A run of records
begin

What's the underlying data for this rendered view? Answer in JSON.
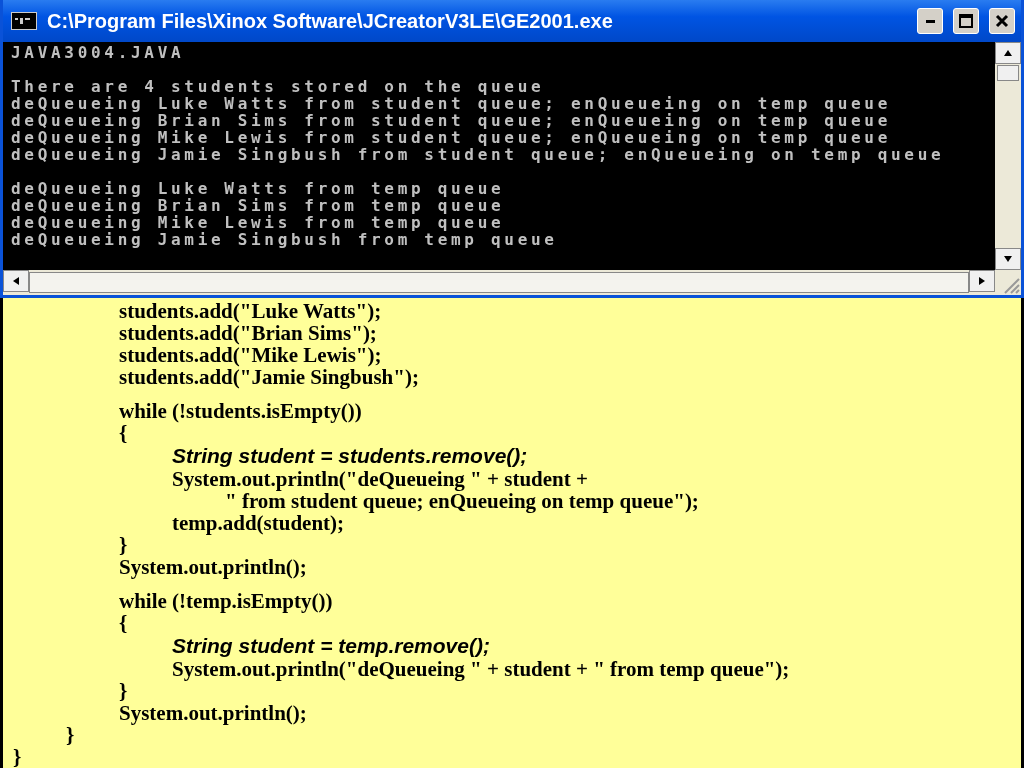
{
  "window": {
    "title": "C:\\Program Files\\Xinox Software\\JCreatorV3LE\\GE2001.exe"
  },
  "console": {
    "blocks": [
      [
        "JAVA3004.JAVA"
      ],
      [
        "There are 4 students stored on the queue",
        "deQueueing Luke Watts from student queue; enQueueing on temp queue",
        "deQueueing Brian Sims from student queue; enQueueing on temp queue",
        "deQueueing Mike Lewis from student queue; enQueueing on temp queue",
        "deQueueing Jamie Singbush from student queue; enQueueing on temp queue"
      ],
      [
        "deQueueing Luke Watts from temp queue",
        "deQueueing Brian Sims from temp queue",
        "deQueueing Mike Lewis from temp queue",
        "deQueueing Jamie Singbush from temp queue"
      ]
    ]
  },
  "code": [
    {
      "children": [
        {
          "children": [
            {
              "kind": "plain",
              "text": "students.add(\"Luke Watts\");"
            },
            {
              "kind": "plain",
              "text": "students.add(\"Brian Sims\");"
            },
            {
              "kind": "plain",
              "text": "students.add(\"Mike Lewis\");"
            },
            {
              "kind": "plain",
              "text": "students.add(\"Jamie Singbush\");"
            },
            {
              "kind": "plain",
              "text": "while (!students.isEmpty())",
              "spaced": true
            },
            {
              "kind": "plain",
              "text": "{"
            },
            {
              "children": [
                {
                  "kind": "emphasis",
                  "text": "String student = students.remove();"
                },
                {
                  "kind": "plain",
                  "text": "System.out.println(\"deQueueing \" + student +"
                },
                {
                  "children": [
                    {
                      "kind": "plain",
                      "text": "\" from student queue; enQueueing on temp queue\");"
                    }
                  ]
                },
                {
                  "kind": "plain",
                  "text": "temp.add(student);"
                }
              ]
            },
            {
              "kind": "plain",
              "text": "}"
            },
            {
              "kind": "plain",
              "text": "System.out.println();"
            },
            {
              "kind": "plain",
              "text": "while (!temp.isEmpty())",
              "spaced": true
            },
            {
              "kind": "plain",
              "text": "{"
            },
            {
              "children": [
                {
                  "kind": "emphasis",
                  "text": "String student = temp.remove();"
                },
                {
                  "kind": "plain",
                  "text": "System.out.println(\"deQueueing \" + student + \" from temp queue\");"
                }
              ]
            },
            {
              "kind": "plain",
              "text": "}"
            },
            {
              "kind": "plain",
              "text": "System.out.println();"
            }
          ]
        },
        {
          "kind": "plain",
          "text": "}"
        }
      ]
    },
    {
      "kind": "plain",
      "text": "}"
    }
  ]
}
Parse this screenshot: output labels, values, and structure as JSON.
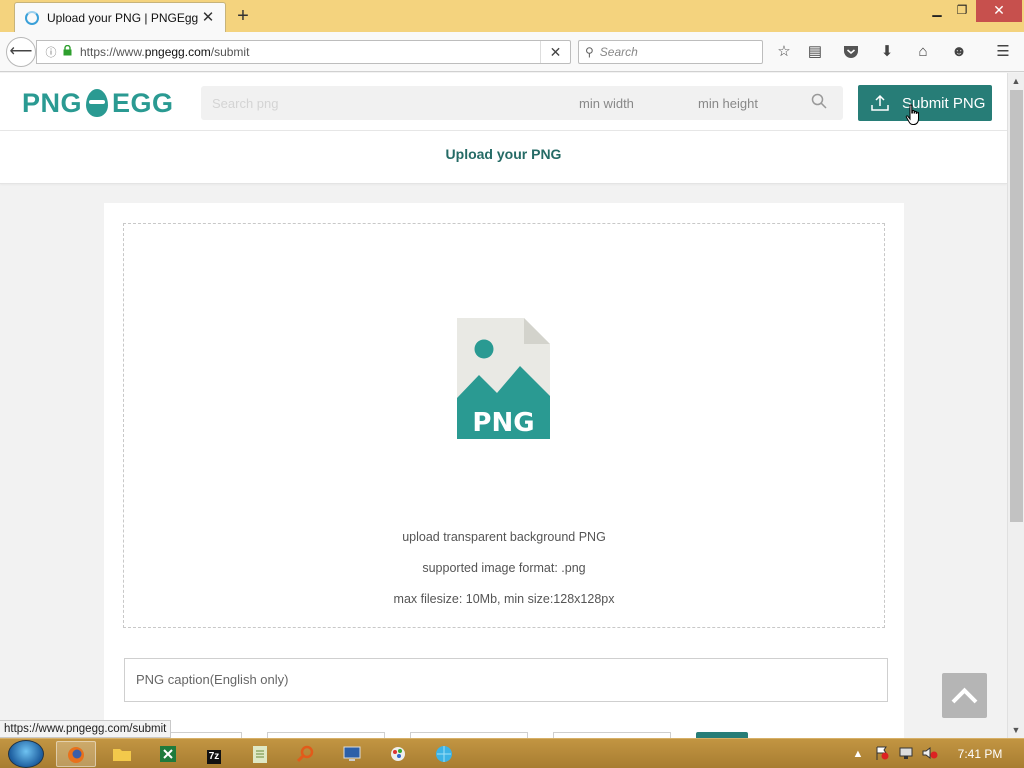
{
  "browser": {
    "tab_title": "Upload your PNG | PNGEgg",
    "url_prefix": "https://www.",
    "url_host": "pngegg.com",
    "url_path": "/submit",
    "search_placeholder": "Search",
    "status_url": "https://www.pngegg.com/submit"
  },
  "site": {
    "logo_left": "PNG",
    "logo_right": "EGG",
    "search_placeholder": "Search png",
    "min_width_label": "min width",
    "min_height_label": "min height",
    "submit_label": "Submit PNG"
  },
  "subnav": {
    "title": "Upload your PNG"
  },
  "upload": {
    "icon_label": "PNG",
    "line1": "upload transparent background PNG",
    "line2": "supported image format: .png",
    "line3": "max filesize: 10Mb, min size:128x128px"
  },
  "form": {
    "caption_placeholder": "PNG caption(English only)"
  },
  "taskbar": {
    "clock": "7:41 PM",
    "app_label_7z": "7z"
  },
  "colors": {
    "accent": "#2a9a92",
    "button": "#277d77",
    "titlebar": "#f4d37e"
  }
}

end

Work to complete
Search the listing for the word "Sims". Copy every line in which it occurs.

Finished exercise
        "deQueueing Brian Sims from student queue; enQueueing on temp queue",
        "deQueueing Brian Sims from temp queue",
              "text": "students.add(\"Brian Sims\");"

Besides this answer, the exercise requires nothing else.